[START Information supplied]
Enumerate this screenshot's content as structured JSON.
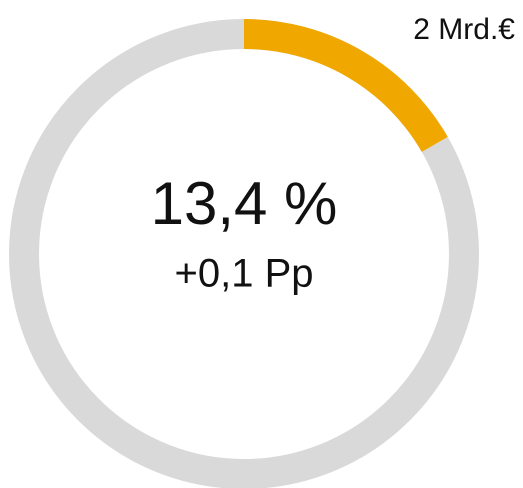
{
  "chart_data": {
    "type": "donut",
    "series": [
      {
        "name": "2 Mrd.€",
        "color": "#f0a800",
        "values": [
          16.7
        ]
      }
    ],
    "track_color": "#d9d9d9",
    "center_label": "13,4 %",
    "center_sublabel": "+0,1 Pp"
  }
}
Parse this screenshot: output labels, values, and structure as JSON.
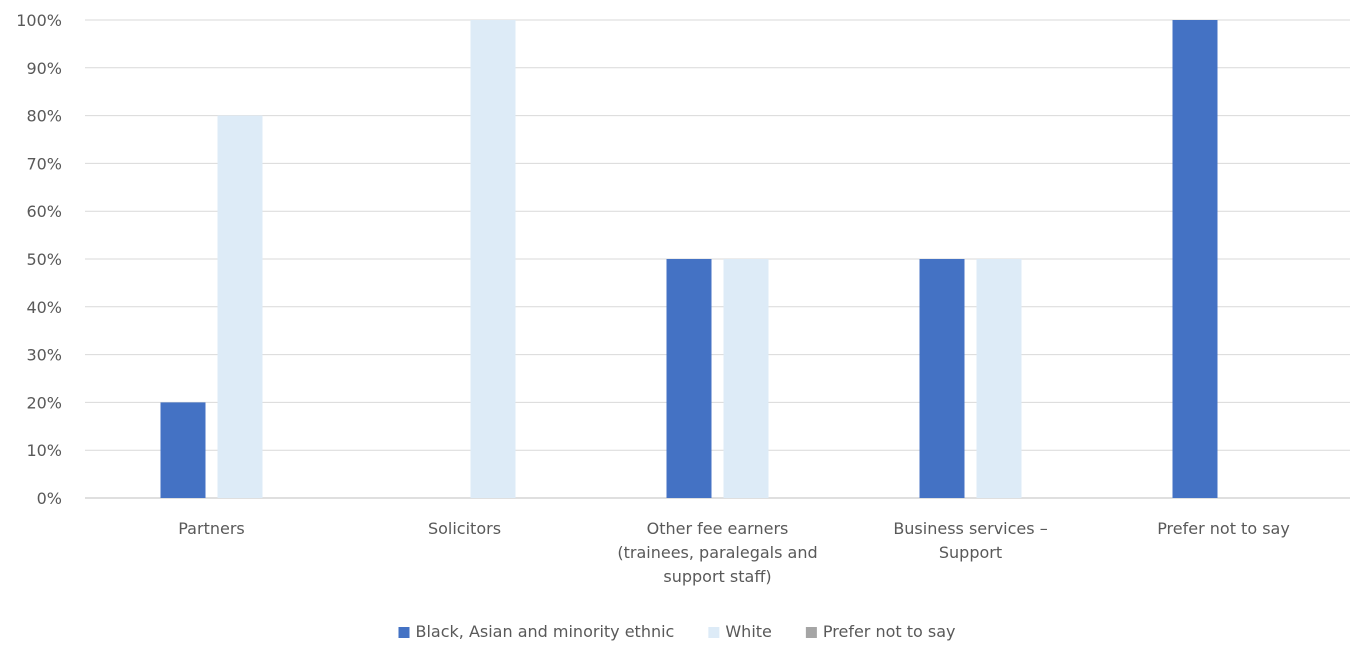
{
  "chart_data": {
    "type": "bar",
    "categories": [
      [
        "Partners"
      ],
      [
        "Solicitors"
      ],
      [
        "Other fee earners",
        "(trainees, paralegals and",
        "support staff)"
      ],
      [
        "Business services –",
        "Support"
      ],
      [
        "Prefer not to say"
      ]
    ],
    "series": [
      {
        "name": "Black, Asian and minority ethnic",
        "color": "#4472C4",
        "values": [
          20,
          0,
          50,
          50,
          100
        ]
      },
      {
        "name": "White",
        "color": "#DDEBF7",
        "values": [
          80,
          100,
          50,
          50,
          0
        ]
      },
      {
        "name": "Prefer not to say",
        "color": "#A5A5A5",
        "values": [
          0,
          0,
          0,
          0,
          0
        ]
      }
    ],
    "yticks": [
      "0%",
      "10%",
      "20%",
      "30%",
      "40%",
      "50%",
      "60%",
      "70%",
      "80%",
      "90%",
      "100%"
    ],
    "ylim": [
      0,
      100
    ],
    "grid": true,
    "legend_position": "bottom"
  }
}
[END Information supplied]
= Set exercise =
Each line in the material either holds the string "this" or does not. State how many do, and nothing else.

= Output of the task =
2